(Beginning of Document section)

By Alexander Britell

After Nassau’s historic Bay Street market was destroyed by a fire in Sep. 2001, it was a devastating blow for thousands of Bahamian vendors and their families.

Now, the Bahamas is readying a refurbished market, replete with modern amenities and its own signature legislation.

According to Works Minister Neko Grant, in the years following the fire, the business environment, particularly in the informal sector, saw some deterioration, along with disregard for prevailing policies and some harassment of tourists.

In 2009, the Bahamian government awarded a $12 million contract to Cavalier Construction to build the new market. The new version has accommodations for 500 vendor stalls, 31 specialty stalls and a total of 34,000 square feet. The mezzanine level is enclosed and air-conditioned.

Above: the current temporary market on the port

For the first time ever, vendors will be able to operate credit card processing machines in the stalls.

Construction of the project is on schedule and budget, Grant said.

The challenge for the government he said was to make sure that a less-than-satisfactory “market culture” was not transferred to the new market.

(End of Document section)

Reproduce the portion of the Bay Street market article between "After Nassau’s historic" and "own signature legislation.", inclusive, word for word. The listing that follows comes from a separate source.

(Beginning of Supplied records)

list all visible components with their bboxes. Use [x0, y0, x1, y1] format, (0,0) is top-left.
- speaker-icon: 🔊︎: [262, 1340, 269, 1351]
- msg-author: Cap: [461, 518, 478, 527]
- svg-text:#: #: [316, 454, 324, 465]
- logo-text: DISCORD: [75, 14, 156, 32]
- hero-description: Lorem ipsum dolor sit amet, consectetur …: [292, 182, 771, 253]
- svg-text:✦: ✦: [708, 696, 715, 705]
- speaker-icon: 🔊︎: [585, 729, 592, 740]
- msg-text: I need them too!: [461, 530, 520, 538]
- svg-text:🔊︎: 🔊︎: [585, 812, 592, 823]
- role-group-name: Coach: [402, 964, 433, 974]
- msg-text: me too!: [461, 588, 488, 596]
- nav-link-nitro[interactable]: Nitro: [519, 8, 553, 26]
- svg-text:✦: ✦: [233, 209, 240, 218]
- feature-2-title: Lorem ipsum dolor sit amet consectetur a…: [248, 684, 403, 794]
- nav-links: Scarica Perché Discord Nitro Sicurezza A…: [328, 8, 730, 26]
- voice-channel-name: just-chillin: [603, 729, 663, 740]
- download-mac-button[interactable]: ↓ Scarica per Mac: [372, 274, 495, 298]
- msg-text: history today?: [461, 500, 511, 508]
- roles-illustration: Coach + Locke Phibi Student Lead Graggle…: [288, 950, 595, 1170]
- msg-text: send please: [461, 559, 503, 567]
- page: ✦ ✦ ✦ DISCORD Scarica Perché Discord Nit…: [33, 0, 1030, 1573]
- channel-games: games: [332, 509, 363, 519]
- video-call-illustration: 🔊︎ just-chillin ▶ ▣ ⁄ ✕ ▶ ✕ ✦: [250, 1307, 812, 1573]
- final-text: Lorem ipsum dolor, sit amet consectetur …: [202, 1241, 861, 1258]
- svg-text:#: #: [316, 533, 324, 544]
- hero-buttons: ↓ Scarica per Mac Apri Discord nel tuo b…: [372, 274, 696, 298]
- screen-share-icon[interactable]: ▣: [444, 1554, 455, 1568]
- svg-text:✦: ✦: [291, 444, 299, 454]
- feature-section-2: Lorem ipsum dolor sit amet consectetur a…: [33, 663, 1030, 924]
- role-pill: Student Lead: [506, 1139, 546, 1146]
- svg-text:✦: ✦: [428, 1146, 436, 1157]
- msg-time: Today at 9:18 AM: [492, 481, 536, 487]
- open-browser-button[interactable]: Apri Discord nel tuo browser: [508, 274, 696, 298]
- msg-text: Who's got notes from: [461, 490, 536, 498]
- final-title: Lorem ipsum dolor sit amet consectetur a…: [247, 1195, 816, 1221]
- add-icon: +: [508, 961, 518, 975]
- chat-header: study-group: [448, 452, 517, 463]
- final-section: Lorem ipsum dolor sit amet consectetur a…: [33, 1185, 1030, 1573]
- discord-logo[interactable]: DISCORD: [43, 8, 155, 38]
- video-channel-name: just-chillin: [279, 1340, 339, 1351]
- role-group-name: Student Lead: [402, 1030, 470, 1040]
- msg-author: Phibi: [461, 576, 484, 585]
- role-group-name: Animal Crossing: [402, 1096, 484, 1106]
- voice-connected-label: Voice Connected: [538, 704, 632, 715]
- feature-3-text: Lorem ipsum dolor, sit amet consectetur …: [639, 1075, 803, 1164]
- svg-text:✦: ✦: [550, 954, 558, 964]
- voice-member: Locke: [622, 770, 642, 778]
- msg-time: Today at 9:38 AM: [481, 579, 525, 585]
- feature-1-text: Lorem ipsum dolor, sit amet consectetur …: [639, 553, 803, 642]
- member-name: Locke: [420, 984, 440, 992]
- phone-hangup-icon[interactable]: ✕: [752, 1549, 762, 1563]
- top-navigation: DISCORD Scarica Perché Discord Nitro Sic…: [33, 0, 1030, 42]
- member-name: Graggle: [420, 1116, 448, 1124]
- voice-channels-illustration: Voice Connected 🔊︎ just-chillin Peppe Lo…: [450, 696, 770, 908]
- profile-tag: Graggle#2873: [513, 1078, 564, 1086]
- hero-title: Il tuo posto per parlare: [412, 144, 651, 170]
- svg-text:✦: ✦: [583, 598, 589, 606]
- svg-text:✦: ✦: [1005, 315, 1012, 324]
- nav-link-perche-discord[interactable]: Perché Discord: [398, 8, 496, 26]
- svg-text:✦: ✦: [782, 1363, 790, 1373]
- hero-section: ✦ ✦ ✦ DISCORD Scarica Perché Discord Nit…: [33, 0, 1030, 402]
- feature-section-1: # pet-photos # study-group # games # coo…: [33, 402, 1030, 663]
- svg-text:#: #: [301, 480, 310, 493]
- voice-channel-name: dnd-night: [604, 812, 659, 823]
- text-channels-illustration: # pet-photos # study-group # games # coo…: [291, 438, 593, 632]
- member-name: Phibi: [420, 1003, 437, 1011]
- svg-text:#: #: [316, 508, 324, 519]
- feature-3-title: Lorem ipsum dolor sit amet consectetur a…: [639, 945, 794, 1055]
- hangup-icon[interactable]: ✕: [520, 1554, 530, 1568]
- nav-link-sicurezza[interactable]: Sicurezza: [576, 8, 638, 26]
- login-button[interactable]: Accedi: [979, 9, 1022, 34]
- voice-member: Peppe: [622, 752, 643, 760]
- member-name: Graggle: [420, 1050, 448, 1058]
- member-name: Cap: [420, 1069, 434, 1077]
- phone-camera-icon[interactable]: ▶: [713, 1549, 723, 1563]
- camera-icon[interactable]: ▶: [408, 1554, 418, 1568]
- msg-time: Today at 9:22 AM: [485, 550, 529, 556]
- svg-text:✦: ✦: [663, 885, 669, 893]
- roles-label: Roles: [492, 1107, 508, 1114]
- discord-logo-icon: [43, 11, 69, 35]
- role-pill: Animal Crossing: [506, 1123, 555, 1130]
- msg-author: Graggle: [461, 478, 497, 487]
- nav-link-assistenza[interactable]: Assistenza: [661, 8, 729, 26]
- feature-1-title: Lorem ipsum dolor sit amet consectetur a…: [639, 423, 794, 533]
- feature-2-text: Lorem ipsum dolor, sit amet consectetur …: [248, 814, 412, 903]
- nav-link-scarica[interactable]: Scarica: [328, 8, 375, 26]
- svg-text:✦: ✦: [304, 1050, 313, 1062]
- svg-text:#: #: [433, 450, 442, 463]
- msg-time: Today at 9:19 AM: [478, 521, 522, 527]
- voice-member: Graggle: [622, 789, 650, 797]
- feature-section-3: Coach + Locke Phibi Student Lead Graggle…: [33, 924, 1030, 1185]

(End of Supplied records)

» Solution for this exercise
After Nassau’s historic Bay Street market was destroyed by a fire in Sep. 2001, it was a devastating blow for thousands of Bahamian vendors and their families.

Now, the Bahamas is readying a refurbished market, replete with modern amenities and its own signature legislation.